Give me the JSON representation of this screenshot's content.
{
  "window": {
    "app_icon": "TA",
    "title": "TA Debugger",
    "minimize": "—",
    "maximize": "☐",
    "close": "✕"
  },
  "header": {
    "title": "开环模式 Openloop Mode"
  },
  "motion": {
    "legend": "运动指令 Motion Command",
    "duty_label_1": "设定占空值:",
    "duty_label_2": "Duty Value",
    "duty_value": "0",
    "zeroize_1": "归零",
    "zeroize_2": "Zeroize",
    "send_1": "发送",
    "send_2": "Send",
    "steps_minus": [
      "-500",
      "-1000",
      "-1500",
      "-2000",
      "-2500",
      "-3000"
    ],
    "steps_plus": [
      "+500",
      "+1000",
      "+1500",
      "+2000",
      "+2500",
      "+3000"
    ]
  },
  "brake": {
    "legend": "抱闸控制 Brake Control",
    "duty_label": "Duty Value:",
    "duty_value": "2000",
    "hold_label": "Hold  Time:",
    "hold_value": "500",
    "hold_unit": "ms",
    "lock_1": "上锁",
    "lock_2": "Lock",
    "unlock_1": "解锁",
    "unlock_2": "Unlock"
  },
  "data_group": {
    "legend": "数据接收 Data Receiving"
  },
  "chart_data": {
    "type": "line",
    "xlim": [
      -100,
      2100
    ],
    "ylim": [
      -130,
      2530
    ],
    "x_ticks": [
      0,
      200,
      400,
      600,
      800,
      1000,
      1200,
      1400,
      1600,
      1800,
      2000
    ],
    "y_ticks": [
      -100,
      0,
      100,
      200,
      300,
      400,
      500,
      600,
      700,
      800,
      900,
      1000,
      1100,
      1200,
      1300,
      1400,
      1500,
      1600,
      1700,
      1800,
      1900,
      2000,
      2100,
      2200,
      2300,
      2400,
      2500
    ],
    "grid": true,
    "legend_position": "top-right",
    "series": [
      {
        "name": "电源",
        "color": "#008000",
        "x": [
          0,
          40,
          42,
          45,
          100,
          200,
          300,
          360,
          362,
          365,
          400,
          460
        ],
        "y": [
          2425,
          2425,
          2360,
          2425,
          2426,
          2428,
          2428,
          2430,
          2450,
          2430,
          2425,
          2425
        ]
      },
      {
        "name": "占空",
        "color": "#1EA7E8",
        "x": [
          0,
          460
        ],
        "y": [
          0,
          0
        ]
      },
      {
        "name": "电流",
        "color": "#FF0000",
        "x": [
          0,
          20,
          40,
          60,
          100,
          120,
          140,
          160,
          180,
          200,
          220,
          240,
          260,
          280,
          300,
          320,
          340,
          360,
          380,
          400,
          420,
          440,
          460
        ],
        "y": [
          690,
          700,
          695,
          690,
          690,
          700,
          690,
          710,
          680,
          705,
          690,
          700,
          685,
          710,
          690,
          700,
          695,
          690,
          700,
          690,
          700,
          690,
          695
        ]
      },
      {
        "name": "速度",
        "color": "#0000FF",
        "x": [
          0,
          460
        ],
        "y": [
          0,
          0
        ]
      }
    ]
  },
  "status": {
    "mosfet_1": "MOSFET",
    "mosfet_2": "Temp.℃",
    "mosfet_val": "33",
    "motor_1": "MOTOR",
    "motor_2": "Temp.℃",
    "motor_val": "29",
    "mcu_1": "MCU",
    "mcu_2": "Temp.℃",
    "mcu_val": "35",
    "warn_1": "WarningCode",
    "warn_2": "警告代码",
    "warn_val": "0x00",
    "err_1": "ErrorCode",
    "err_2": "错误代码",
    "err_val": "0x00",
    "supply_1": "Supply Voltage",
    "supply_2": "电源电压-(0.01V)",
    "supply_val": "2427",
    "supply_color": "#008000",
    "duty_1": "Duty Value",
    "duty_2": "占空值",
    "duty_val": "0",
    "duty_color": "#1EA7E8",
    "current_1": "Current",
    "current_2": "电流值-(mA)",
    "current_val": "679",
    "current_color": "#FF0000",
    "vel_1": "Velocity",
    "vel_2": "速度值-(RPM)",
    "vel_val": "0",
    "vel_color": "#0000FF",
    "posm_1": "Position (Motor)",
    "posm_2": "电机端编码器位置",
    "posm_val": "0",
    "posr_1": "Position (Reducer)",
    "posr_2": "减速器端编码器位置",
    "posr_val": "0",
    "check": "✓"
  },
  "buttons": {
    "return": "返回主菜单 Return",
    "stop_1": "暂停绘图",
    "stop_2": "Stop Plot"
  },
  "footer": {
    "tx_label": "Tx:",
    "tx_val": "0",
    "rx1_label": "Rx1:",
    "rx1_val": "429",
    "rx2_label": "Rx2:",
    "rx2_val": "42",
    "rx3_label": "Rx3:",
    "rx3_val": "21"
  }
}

++++++++++

Extract all the material, leaving every line as it is.

Give me the JSON representation of this screenshot's content.
{
  "window": {
    "app_icon": "TA",
    "title": "TA Debugger",
    "minimize": "—",
    "maximize": "☐",
    "close": "✕"
  },
  "header": {
    "title": "开环模式 Openloop Mode"
  },
  "motion": {
    "legend": "运动指令 Motion Command",
    "duty_label_1": "设定占空值:",
    "duty_label_2": "Duty Value",
    "duty_value": "0",
    "zeroize_1": "归零",
    "zeroize_2": "Zeroize",
    "send_1": "发送",
    "send_2": "Send",
    "steps_minus": [
      "-500",
      "-1000",
      "-1500",
      "-2000",
      "-2500",
      "-3000"
    ],
    "steps_plus": [
      "+500",
      "+1000",
      "+1500",
      "+2000",
      "+2500",
      "+3000"
    ]
  },
  "brake": {
    "legend": "抱闸控制 Brake Control",
    "duty_label": "Duty Value:",
    "duty_value": "2000",
    "hold_label": "Hold  Time:",
    "hold_value": "500",
    "hold_unit": "ms",
    "lock_1": "上锁",
    "lock_2": "Lock",
    "unlock_1": "解锁",
    "unlock_2": "Unlock"
  },
  "data_group": {
    "legend": "数据接收 Data Receiving"
  },
  "chart_data": {
    "type": "line",
    "xlim": [
      -100,
      2100
    ],
    "ylim": [
      -130,
      2530
    ],
    "x_ticks": [
      0,
      200,
      400,
      600,
      800,
      1000,
      1200,
      1400,
      1600,
      1800,
      2000
    ],
    "y_ticks": [
      -100,
      0,
      100,
      200,
      300,
      400,
      500,
      600,
      700,
      800,
      900,
      1000,
      1100,
      1200,
      1300,
      1400,
      1500,
      1600,
      1700,
      1800,
      1900,
      2000,
      2100,
      2200,
      2300,
      2400,
      2500
    ],
    "grid": true,
    "legend_position": "top-right",
    "series": [
      {
        "name": "电源",
        "color": "#008000",
        "x": [
          0,
          40,
          42,
          45,
          100,
          200,
          300,
          360,
          362,
          365,
          400,
          460
        ],
        "y": [
          2425,
          2425,
          2360,
          2425,
          2426,
          2428,
          2428,
          2430,
          2450,
          2430,
          2425,
          2425
        ]
      },
      {
        "name": "占空",
        "color": "#1EA7E8",
        "x": [
          0,
          460
        ],
        "y": [
          0,
          0
        ]
      },
      {
        "name": "电流",
        "color": "#FF0000",
        "x": [
          0,
          20,
          40,
          60,
          100,
          120,
          140,
          160,
          180,
          200,
          220,
          240,
          260,
          280,
          300,
          320,
          340,
          360,
          380,
          400,
          420,
          440,
          460
        ],
        "y": [
          690,
          700,
          695,
          690,
          690,
          700,
          690,
          710,
          680,
          705,
          690,
          700,
          685,
          710,
          690,
          700,
          695,
          690,
          700,
          690,
          700,
          690,
          695
        ]
      },
      {
        "name": "速度",
        "color": "#0000FF",
        "x": [
          0,
          460
        ],
        "y": [
          0,
          0
        ]
      }
    ]
  },
  "status": {
    "mosfet_1": "MOSFET",
    "mosfet_2": "Temp.℃",
    "mosfet_val": "33",
    "motor_1": "MOTOR",
    "motor_2": "Temp.℃",
    "motor_val": "29",
    "mcu_1": "MCU",
    "mcu_2": "Temp.℃",
    "mcu_val": "35",
    "warn_1": "WarningCode",
    "warn_2": "警告代码",
    "warn_val": "0x00",
    "err_1": "ErrorCode",
    "err_2": "错误代码",
    "err_val": "0x00",
    "supply_1": "Supply Voltage",
    "supply_2": "电源电压-(0.01V)",
    "supply_val": "2427",
    "supply_color": "#008000",
    "duty_1": "Duty Value",
    "duty_2": "占空值",
    "duty_val": "0",
    "duty_color": "#1EA7E8",
    "current_1": "Current",
    "current_2": "电流值-(mA)",
    "current_val": "679",
    "current_color": "#FF0000",
    "vel_1": "Velocity",
    "vel_2": "速度值-(RPM)",
    "vel_val": "0",
    "vel_color": "#0000FF",
    "posm_1": "Position (Motor)",
    "posm_2": "电机端编码器位置",
    "posm_val": "0",
    "posr_1": "Position (Reducer)",
    "posr_2": "减速器端编码器位置",
    "posr_val": "0",
    "check": "✓"
  },
  "buttons": {
    "return": "返回主菜单 Return",
    "stop_1": "暂停绘图",
    "stop_2": "Stop Plot"
  },
  "footer": {
    "tx_label": "Tx:",
    "tx_val": "0",
    "rx1_label": "Rx1:",
    "rx1_val": "429",
    "rx2_label": "Rx2:",
    "rx2_val": "42",
    "rx3_label": "Rx3:",
    "rx3_val": "21"
  }
}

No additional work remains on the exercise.